*Given problem*.
Gather all lines with "NaHCO₃" from the records.
===
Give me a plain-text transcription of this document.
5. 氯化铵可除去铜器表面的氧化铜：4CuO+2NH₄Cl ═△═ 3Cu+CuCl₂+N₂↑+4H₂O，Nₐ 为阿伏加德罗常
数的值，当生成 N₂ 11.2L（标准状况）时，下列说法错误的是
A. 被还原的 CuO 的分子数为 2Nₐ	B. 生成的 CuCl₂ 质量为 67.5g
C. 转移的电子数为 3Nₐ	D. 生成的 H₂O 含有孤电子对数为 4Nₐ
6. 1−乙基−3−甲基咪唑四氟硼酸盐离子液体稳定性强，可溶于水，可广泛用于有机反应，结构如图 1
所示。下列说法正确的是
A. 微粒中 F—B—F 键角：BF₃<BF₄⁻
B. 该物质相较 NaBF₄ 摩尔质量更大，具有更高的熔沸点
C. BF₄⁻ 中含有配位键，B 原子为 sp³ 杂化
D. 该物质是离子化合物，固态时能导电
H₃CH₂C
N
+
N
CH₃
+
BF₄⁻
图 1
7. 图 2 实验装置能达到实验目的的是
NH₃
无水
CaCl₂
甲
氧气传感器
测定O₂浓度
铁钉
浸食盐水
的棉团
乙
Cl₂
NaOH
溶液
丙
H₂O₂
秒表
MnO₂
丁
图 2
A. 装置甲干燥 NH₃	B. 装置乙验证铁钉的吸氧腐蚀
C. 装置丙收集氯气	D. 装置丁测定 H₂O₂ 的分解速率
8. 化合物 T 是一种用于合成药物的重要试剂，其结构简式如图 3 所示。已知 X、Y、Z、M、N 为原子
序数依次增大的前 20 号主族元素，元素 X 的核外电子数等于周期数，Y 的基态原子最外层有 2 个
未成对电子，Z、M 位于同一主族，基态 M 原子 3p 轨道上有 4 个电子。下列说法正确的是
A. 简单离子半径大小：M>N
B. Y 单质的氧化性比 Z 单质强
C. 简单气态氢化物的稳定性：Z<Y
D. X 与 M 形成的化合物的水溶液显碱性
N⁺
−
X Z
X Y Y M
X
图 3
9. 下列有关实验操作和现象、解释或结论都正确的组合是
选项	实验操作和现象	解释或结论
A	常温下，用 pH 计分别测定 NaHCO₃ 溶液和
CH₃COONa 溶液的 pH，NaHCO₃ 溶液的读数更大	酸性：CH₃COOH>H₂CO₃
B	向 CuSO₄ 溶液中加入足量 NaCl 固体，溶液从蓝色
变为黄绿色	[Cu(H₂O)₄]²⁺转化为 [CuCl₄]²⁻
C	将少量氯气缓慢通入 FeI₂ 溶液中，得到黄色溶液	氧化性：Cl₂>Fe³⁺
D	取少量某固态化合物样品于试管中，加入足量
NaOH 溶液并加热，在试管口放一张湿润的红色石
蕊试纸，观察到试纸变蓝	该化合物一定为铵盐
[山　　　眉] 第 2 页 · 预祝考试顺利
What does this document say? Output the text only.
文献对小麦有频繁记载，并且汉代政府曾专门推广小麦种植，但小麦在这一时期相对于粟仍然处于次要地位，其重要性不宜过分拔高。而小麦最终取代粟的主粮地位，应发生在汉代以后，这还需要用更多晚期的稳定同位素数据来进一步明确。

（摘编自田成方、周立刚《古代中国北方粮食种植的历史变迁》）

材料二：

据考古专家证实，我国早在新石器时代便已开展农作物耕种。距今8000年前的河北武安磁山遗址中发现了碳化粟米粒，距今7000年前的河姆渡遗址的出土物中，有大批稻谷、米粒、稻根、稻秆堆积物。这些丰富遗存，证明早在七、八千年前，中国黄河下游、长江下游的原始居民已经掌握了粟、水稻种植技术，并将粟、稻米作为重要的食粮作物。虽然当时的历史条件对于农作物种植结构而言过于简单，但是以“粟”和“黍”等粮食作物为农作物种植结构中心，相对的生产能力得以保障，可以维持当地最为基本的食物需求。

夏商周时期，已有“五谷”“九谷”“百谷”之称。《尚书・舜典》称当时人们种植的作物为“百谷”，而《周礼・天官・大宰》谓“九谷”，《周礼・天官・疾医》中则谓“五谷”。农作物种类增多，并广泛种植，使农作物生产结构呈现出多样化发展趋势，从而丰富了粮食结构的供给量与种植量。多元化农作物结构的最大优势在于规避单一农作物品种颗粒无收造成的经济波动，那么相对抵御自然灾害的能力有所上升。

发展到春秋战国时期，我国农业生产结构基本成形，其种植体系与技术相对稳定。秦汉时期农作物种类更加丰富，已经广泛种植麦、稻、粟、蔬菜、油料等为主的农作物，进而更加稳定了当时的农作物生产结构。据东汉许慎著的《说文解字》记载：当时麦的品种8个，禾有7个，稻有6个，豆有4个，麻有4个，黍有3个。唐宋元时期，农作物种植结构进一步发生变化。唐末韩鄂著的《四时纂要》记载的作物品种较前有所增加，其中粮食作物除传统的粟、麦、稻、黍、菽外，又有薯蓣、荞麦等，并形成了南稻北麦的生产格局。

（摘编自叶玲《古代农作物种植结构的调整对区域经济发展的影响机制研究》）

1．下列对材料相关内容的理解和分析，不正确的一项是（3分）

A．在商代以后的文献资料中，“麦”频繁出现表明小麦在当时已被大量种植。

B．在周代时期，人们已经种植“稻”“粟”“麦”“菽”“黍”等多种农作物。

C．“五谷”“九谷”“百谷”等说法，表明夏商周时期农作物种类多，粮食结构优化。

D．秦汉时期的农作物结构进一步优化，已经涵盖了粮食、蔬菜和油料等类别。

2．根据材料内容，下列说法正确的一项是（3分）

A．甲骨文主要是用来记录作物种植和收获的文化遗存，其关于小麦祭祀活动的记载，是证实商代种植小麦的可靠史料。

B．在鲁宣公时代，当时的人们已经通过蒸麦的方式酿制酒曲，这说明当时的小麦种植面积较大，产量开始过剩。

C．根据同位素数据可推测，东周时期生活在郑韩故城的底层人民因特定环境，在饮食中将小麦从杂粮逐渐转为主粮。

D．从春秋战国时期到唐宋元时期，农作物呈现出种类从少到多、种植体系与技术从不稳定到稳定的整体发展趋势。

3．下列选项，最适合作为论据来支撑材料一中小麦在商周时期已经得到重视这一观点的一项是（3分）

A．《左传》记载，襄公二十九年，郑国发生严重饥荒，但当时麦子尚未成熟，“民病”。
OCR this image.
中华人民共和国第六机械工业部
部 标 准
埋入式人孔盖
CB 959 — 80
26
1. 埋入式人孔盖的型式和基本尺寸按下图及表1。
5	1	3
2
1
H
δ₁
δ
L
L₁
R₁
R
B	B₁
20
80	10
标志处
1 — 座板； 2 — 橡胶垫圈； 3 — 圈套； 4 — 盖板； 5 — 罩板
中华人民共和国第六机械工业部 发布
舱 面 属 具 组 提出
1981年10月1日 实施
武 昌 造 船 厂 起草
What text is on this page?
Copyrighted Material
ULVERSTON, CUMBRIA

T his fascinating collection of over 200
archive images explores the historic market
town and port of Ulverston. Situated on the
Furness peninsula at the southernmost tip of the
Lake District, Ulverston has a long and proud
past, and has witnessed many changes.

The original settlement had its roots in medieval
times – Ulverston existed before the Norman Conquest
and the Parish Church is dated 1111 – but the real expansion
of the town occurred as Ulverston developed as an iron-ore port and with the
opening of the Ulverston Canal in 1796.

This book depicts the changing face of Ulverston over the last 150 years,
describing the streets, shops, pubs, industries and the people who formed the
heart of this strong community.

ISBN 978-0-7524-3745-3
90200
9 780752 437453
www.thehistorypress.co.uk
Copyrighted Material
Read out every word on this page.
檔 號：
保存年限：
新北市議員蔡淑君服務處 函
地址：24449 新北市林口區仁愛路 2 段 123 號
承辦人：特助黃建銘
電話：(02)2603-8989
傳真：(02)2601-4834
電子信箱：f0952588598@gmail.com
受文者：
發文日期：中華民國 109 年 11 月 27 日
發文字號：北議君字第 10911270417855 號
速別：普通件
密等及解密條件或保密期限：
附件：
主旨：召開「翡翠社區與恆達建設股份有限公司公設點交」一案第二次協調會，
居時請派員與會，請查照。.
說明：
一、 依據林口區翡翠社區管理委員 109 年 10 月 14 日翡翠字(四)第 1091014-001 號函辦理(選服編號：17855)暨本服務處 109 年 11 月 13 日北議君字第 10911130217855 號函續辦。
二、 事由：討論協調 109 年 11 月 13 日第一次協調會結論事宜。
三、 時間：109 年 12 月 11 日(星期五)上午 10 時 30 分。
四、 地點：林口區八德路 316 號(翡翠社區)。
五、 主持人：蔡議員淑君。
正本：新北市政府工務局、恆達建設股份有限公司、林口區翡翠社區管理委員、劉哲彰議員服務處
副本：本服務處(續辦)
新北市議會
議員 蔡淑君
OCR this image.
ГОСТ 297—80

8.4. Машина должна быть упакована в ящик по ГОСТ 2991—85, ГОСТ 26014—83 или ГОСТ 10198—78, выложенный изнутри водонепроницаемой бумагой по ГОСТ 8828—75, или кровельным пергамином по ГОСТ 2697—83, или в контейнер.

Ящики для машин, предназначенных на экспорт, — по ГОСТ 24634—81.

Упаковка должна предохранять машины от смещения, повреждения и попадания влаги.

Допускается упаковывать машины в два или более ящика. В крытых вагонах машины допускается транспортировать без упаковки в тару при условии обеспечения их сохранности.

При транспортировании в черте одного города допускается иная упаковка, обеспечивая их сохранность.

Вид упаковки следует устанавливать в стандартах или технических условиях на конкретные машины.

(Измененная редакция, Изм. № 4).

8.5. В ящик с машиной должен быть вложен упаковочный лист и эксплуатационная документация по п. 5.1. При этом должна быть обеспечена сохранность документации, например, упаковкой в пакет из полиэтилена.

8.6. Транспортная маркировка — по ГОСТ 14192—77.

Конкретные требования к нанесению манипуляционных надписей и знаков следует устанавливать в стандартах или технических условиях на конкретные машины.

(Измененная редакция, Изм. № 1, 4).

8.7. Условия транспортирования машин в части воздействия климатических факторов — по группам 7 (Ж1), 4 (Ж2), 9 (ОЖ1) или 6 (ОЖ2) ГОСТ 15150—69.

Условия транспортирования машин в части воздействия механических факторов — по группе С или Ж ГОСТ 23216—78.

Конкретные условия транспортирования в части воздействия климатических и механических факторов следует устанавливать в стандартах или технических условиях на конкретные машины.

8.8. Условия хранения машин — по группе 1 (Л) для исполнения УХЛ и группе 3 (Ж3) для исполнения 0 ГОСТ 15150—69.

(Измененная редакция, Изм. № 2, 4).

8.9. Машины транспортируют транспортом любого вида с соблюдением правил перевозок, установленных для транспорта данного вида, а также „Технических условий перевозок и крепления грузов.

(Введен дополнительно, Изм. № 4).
===
*Output below*.
A	常温下，用 pH 计分别测定 NaHCO₃ 溶液和
CH₃COONa 溶液的 pH，NaHCO₃ 溶液的读数更大	酸性：CH₃COOH>H₂CO₃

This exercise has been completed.